*TRECHO DO TEXTO:*
+++++

Atriz de 65 anos comemora retorno às novelas como protagonista

Lurdes (Regina Casé) em

Lurdes (Regina Casé) em "Amor de Mãe" João Cotta/TV Globo

São Paulo

Longe das novelas há 18 anos, Regina Casé, 65, tem encantado a crítica e o público como Lurdes, de “Amor de Mãe”, nova trama das 21h da Globo. O papel tem um quê de repeteco de atuações anteriores da atriz, acostumada a fazer mulheres forte, nordestinas e trabalhadoras, mas é comemorado por ela como uma “grade vitória”. 

“É muito difícil uma protagonista vir dessa classe social, ter essa idade, ser uma mulher do povo, nordestina e ainda assim encantar as pessoas. Ela tem a pretensão de que as pessoas fiquem apaixonadas por ela. Isso é uma vitória tão grande, porque era algo impensável antes”, afirma a atriz, citando uma porção de artistas nordestinos. 

Chico Anísio, Renato Aragão e Tom Cavalcante estão entre suas referências. Artistas que, segundo Regina, poderiam estar interpretando Shakespeare, mas que acabaram sendo “confinados no humor”, simplesmente por seus sotaques, gestos e jeito de ser. "Como se o fato de ser nordestino já empurrasse o artista para uma caricatura", diz. 

Regina afirma que ela mesma, apesar de carioca, sempre soube que não tinha o perfil de mocinha de novela. Desde o início da carreira, ainda no grupo de teatro Asdrúbal Trouxe o Trombone, já se questionava qual papel interpretaria, até que percebeu que já sabia tudo de mulheres como Lurdes, em decorrência de suas andanças pelo país.

+++++

Dados de análise estruturada da página
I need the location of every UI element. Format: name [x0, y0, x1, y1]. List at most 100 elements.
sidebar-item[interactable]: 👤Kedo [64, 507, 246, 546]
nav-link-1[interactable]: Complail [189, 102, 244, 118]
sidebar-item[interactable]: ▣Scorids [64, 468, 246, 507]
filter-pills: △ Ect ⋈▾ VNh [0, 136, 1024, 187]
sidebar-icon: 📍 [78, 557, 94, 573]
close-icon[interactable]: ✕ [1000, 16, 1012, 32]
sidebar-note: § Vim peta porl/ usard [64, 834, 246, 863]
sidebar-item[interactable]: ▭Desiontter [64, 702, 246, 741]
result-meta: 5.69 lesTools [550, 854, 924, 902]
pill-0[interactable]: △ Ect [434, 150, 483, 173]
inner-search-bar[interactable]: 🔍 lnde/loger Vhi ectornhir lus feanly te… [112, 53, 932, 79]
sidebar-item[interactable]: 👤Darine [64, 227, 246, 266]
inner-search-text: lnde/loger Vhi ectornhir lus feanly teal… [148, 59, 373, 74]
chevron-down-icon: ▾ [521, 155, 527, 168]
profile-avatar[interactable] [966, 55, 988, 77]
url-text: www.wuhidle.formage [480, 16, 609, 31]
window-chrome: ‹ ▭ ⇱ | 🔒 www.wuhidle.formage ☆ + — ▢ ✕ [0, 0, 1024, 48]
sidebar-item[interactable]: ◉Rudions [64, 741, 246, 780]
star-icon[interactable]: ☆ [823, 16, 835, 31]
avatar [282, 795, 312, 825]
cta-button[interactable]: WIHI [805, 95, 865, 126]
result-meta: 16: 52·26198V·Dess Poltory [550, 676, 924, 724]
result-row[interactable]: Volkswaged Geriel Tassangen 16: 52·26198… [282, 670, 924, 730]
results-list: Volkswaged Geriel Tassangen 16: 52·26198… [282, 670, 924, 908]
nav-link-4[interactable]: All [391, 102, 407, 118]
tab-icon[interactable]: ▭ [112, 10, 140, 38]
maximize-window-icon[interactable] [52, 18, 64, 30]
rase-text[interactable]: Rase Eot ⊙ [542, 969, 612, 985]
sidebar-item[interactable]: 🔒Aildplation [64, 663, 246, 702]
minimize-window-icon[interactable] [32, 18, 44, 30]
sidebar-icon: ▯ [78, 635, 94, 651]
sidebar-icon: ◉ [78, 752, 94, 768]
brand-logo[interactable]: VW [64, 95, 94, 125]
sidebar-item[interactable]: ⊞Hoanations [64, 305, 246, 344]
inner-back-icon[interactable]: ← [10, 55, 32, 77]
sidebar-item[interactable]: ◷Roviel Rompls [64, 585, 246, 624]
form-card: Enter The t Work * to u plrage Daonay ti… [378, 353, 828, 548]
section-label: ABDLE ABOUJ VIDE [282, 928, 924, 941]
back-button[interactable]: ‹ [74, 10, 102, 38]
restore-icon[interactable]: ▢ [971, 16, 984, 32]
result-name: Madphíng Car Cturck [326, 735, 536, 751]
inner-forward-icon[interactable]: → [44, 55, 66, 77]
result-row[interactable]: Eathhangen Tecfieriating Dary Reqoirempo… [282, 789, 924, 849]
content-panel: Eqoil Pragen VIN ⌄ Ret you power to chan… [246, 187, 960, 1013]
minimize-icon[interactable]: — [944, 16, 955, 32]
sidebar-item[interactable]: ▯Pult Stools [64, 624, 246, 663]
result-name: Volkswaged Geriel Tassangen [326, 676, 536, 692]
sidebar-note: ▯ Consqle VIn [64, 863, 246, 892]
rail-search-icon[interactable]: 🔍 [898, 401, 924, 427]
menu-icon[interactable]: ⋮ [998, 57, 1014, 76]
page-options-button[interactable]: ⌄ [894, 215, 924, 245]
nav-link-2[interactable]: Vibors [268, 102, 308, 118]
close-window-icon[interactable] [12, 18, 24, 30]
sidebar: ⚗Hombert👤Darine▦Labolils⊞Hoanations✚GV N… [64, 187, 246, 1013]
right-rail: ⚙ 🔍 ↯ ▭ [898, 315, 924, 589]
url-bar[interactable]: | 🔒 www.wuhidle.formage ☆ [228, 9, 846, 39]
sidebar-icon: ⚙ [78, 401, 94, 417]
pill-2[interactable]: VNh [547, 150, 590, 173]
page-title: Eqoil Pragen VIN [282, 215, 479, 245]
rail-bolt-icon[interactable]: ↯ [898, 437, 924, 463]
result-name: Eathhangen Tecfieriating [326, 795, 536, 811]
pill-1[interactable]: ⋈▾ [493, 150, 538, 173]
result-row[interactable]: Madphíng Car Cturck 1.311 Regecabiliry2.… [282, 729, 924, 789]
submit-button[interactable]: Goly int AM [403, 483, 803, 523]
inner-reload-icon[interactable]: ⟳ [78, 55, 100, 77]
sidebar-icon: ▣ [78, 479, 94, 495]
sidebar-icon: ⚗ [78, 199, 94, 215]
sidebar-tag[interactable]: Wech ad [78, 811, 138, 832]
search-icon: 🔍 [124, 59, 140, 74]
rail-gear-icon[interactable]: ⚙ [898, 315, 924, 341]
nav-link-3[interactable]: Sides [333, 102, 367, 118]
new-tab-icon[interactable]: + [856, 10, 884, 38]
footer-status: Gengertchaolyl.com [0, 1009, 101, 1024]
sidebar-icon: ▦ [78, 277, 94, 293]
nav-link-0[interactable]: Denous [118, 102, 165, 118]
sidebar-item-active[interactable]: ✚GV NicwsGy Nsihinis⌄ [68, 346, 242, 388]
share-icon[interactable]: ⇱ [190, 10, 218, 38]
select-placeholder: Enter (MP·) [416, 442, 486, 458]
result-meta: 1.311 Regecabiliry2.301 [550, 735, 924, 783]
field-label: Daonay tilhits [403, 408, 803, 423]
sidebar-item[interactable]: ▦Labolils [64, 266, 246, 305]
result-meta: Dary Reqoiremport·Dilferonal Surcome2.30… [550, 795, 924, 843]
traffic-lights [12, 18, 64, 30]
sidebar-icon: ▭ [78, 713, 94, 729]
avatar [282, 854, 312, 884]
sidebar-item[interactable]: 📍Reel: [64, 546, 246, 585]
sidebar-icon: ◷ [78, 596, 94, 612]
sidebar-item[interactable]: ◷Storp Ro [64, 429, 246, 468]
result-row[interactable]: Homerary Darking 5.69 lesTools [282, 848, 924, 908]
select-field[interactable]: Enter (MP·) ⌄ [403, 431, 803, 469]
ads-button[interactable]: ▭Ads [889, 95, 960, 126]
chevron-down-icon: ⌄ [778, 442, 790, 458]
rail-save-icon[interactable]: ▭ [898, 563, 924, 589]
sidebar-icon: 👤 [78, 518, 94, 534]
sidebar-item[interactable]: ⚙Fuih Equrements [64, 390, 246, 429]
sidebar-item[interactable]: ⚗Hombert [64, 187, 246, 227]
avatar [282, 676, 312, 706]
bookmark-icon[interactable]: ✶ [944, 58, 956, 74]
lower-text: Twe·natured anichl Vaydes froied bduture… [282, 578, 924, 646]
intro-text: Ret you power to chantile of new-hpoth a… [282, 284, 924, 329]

+++++

*O QUE PRODUZIR:* Dê continuidade à reportagem sobre o retorno de Regina Casé às novelas, começando logo após a última frase apresentada.

*RESULTADO:*
“Eu conheço elas [essas mulheres] há muito tempo, tenho intimidade com o jeito delas de falar, de pegar o cabelo, da mexer as mãos. Se você reparar eu não sou nada desse jeito, nem tenho sotaque nordestino, por que eu sou carioca da gema. As pessoas as vezes acham que eu sou assim”, afirma Regina em meio a risos. 

E Lurdes de fato não tem nada de piada. É uma mãe determinada, que sai da cidade fictícia de Malaquitas, no Rio Grande do Norte, para procurar no Rio de Janeiro o filho Domênico, vendido pelo marido. Ao seu lado, estão seus quatro outros filhos: Magno (Juliano Cazarré), Ryan (Thiago Martins), Érica (Nanda Costa) e Camila (Jéssica Ellen). 

Apesar de ser uma novidade entre as “mocinhas” das novelas da Globo, Lurdes não é uma personagem nova na carreira de Regina. Não tem como vê-la sem recordar a Val, do filme “Que Horas Ela Volta?” (2015), ou Darlene, de “Eu, Tu, Eles” (2000). Regina afirma, inclusive, que pensou em como evitar essa semelhança.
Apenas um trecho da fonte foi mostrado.